▸ Task description
Locate the string "relative" in the listing below. Copy every line where it is found.

▸ Excerpted data
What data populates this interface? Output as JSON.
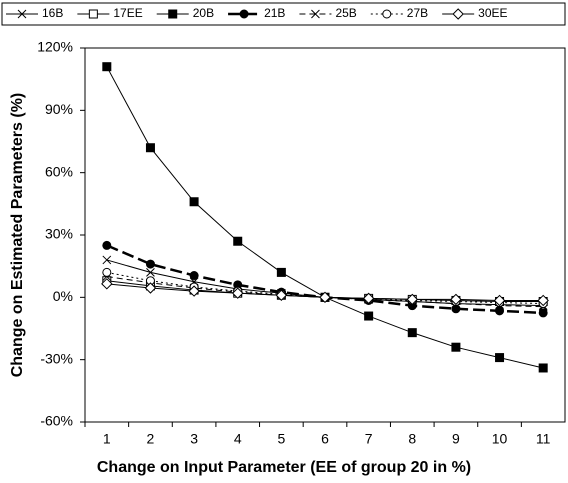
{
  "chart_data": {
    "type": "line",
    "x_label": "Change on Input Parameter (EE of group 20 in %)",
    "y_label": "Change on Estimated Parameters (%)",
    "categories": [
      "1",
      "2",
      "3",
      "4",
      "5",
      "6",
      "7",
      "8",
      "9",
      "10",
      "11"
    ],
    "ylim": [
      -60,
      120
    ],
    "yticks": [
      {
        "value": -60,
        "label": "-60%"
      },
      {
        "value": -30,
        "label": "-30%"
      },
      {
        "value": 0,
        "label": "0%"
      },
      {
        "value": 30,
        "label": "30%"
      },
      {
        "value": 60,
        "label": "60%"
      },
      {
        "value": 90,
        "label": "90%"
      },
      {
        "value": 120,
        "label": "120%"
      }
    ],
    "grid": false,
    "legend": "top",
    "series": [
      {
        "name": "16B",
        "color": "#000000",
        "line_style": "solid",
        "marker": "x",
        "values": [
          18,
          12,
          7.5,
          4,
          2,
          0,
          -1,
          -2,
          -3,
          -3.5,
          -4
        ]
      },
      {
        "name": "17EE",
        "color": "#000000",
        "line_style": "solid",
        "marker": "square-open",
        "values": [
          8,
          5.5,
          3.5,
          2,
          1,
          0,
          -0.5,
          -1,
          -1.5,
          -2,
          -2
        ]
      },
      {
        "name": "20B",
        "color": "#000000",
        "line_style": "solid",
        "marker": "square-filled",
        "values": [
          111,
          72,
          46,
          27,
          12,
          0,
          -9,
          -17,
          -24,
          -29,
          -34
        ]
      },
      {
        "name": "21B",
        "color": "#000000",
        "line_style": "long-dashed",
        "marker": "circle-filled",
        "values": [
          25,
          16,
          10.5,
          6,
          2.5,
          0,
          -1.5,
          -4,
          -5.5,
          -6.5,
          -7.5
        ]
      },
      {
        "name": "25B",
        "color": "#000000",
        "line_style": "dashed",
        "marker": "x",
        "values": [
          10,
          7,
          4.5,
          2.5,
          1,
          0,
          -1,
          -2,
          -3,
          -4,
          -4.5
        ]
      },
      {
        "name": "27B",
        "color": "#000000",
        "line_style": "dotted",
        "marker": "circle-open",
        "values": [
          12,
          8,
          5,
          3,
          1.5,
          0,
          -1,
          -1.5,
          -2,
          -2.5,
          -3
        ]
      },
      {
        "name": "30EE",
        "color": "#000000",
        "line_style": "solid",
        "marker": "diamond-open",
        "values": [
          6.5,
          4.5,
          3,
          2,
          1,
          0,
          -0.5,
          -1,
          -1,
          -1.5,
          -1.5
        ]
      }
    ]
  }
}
==
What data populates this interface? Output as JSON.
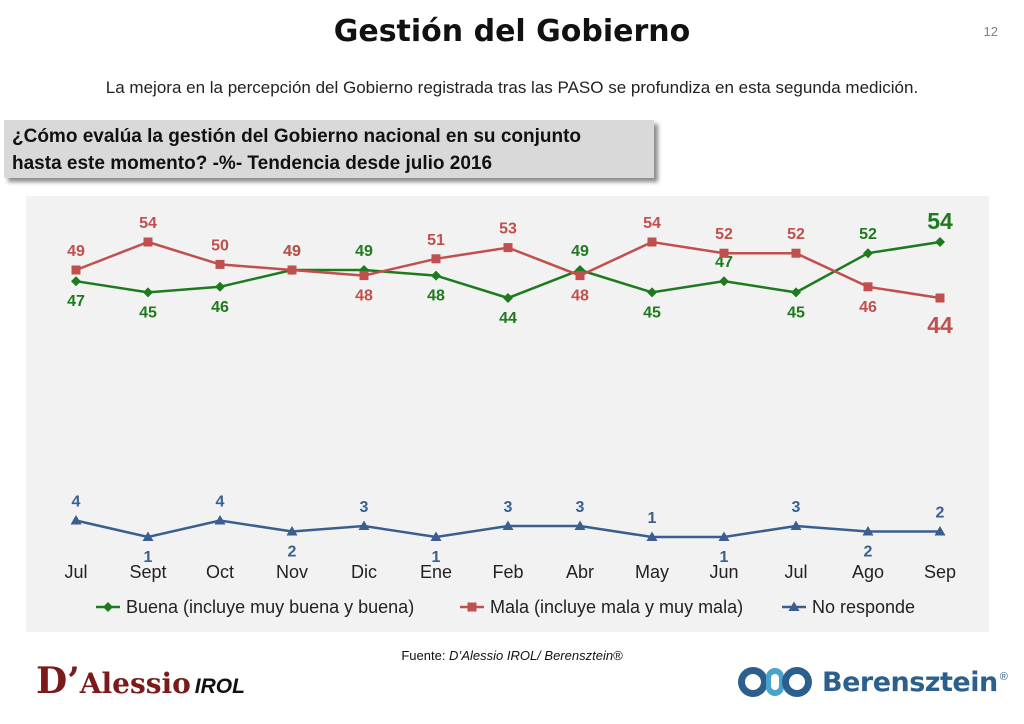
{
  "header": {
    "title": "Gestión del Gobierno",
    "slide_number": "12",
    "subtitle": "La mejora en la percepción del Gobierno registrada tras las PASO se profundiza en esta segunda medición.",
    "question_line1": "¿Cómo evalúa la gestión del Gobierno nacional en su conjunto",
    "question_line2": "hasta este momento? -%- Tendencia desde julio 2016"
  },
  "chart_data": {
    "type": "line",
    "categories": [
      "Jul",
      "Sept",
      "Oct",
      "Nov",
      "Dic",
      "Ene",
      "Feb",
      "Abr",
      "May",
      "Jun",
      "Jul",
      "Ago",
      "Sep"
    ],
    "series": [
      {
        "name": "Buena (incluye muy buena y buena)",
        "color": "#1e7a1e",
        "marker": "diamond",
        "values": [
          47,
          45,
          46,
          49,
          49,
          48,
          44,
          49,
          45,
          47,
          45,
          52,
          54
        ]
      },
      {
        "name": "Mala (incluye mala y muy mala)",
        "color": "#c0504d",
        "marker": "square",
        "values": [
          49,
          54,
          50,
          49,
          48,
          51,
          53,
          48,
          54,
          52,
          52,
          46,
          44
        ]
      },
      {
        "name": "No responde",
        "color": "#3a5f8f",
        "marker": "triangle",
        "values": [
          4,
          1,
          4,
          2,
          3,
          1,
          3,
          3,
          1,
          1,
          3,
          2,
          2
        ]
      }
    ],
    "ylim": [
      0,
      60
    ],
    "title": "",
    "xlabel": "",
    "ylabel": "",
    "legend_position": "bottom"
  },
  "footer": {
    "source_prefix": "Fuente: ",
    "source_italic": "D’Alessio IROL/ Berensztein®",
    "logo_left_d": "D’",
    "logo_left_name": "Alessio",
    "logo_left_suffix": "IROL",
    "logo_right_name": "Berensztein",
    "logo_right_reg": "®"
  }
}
--
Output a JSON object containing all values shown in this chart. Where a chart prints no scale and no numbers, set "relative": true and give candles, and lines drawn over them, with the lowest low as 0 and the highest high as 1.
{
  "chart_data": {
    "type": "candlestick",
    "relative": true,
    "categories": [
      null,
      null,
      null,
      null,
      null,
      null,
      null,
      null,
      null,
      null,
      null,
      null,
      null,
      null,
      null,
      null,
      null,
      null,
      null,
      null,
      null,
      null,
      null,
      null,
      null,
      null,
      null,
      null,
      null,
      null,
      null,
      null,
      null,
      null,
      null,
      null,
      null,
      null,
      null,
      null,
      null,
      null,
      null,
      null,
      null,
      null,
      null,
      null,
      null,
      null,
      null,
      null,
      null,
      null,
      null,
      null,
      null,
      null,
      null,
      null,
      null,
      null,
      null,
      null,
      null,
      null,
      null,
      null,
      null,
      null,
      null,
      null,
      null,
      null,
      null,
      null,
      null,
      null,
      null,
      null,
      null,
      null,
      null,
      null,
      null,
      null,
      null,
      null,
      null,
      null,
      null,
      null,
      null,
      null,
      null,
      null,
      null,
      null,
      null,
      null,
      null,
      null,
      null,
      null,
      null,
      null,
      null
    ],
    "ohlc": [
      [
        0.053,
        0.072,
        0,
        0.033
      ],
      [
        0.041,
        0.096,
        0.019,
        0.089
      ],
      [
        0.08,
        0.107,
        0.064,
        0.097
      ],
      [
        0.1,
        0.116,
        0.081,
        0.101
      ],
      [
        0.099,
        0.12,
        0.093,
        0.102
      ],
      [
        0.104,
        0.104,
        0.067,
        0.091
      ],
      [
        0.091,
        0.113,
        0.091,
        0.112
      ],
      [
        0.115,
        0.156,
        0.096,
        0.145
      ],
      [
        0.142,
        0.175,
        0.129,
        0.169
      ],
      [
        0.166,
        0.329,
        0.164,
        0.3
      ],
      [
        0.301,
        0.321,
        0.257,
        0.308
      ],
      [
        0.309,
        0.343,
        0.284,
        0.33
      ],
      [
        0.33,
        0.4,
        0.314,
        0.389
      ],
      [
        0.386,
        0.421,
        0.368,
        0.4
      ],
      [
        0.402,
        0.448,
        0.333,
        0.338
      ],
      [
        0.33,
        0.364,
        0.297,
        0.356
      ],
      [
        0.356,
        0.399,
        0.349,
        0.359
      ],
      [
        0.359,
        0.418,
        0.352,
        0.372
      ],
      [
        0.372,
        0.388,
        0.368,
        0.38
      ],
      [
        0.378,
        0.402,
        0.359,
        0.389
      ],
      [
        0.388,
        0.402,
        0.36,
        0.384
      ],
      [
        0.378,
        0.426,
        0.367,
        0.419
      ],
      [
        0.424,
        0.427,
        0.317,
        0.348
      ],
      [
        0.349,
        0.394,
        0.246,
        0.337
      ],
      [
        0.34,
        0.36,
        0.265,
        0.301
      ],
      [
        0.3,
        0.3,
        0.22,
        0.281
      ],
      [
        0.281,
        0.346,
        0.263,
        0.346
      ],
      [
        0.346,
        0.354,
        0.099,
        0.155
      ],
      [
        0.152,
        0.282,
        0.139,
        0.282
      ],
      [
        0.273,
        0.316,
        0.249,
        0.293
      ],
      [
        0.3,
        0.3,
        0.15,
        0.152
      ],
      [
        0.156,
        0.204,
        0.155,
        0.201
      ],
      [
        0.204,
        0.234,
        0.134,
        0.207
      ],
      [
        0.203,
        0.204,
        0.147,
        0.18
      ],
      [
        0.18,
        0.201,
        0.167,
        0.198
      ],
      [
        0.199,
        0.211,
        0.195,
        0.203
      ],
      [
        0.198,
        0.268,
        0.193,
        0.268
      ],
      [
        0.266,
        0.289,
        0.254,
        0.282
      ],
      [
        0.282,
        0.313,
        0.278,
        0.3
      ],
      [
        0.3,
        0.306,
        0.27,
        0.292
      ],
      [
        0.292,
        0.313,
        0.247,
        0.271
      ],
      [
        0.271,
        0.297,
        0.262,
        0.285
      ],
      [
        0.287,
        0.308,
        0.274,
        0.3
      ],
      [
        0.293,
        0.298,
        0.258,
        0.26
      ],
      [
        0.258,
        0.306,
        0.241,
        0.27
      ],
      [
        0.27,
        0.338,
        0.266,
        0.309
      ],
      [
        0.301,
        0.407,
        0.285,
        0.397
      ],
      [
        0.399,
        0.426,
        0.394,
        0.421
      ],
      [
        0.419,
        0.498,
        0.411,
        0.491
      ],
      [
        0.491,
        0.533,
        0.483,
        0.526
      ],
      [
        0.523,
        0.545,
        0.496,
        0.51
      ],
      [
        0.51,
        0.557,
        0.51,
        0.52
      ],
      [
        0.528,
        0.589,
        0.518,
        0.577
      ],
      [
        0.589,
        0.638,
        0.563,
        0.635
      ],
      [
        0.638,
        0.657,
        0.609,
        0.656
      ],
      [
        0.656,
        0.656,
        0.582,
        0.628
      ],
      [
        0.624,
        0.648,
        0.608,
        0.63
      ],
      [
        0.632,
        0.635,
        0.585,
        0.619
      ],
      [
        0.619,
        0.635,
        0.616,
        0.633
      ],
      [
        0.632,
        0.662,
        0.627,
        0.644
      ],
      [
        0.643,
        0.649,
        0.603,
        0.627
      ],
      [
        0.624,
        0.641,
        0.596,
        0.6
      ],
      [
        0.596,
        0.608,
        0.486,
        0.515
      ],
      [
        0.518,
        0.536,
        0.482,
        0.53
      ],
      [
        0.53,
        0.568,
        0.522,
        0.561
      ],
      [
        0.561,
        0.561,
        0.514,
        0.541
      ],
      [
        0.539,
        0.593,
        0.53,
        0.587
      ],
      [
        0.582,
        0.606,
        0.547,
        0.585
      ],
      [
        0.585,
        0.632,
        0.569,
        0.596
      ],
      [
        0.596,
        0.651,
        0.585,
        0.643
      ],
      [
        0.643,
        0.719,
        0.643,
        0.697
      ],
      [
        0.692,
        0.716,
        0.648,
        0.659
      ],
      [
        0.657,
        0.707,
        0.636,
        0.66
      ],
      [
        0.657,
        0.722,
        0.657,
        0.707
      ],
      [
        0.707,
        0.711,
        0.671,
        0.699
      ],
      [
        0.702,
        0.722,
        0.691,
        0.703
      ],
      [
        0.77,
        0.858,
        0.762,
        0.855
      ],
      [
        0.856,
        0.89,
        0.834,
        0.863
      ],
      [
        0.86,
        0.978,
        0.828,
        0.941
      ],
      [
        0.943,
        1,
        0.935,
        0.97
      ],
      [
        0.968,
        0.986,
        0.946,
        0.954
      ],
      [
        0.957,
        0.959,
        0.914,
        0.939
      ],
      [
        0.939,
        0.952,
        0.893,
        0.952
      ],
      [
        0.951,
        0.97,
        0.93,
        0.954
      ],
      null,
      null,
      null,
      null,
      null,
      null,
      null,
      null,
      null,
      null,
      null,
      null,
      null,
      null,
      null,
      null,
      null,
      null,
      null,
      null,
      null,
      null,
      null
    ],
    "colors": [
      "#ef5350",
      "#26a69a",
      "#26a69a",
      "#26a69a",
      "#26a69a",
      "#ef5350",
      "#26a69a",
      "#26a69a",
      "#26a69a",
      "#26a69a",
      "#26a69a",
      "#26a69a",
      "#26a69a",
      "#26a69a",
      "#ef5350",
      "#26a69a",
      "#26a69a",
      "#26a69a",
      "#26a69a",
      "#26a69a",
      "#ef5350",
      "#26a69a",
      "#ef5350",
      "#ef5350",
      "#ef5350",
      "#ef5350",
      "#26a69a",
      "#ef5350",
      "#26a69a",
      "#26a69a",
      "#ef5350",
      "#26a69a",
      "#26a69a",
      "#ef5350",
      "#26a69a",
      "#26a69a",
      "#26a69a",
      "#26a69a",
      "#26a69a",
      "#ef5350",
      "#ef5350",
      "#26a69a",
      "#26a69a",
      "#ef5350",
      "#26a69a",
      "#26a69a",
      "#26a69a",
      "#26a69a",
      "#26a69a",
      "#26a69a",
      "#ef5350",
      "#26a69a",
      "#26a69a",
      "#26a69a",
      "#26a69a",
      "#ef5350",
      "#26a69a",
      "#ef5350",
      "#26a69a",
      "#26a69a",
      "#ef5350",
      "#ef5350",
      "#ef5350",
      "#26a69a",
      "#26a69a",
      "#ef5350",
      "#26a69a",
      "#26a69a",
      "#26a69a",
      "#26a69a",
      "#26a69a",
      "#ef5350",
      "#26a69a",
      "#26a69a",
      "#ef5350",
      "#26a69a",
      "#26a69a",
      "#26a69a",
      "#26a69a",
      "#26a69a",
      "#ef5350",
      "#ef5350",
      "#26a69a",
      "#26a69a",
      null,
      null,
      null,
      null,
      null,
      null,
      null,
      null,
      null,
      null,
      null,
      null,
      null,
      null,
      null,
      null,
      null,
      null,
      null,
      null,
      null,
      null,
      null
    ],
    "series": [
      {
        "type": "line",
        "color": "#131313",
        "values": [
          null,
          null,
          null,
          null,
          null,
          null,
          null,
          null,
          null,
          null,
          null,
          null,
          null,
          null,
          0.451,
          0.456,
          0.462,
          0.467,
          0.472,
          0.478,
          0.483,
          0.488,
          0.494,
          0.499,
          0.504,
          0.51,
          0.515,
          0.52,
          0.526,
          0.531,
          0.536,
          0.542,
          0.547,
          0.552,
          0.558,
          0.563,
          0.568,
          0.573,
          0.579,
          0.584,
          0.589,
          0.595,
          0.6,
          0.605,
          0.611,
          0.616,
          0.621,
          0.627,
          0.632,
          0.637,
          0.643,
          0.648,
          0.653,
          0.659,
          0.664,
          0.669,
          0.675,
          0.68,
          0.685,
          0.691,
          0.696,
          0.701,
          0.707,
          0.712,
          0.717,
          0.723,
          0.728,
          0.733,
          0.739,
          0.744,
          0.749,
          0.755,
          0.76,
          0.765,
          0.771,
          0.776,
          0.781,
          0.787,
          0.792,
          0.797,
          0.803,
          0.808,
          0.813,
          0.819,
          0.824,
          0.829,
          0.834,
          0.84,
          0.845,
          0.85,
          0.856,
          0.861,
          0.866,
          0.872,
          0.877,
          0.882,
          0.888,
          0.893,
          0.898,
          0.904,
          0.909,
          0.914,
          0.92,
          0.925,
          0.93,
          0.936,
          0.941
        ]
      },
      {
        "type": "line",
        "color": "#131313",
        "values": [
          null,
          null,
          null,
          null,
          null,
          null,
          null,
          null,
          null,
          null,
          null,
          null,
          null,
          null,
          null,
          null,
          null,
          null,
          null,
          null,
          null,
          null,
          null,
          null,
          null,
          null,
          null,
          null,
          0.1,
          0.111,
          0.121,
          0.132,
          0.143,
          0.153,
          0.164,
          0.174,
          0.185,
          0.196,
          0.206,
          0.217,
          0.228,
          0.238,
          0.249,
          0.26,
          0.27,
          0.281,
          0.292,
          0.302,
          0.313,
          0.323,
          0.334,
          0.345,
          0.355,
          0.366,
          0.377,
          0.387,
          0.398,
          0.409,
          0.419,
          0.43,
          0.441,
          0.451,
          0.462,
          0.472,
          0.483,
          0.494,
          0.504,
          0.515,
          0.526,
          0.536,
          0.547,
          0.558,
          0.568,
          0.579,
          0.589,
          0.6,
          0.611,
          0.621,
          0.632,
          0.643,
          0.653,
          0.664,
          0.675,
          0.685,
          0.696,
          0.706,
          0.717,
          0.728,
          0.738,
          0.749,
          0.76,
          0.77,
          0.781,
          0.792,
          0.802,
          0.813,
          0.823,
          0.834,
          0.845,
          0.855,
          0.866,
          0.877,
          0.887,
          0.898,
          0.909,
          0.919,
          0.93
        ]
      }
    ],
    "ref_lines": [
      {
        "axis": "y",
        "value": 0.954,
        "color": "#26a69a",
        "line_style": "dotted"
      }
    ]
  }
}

▸ The response
Output a JSON object containing all values shown in this chart. Where a chart prints no scale and no numbers, set "relative": true and give candles, and lines drawn over them, with the lowest low as 0 and the highest high as 1.
    "relative": true,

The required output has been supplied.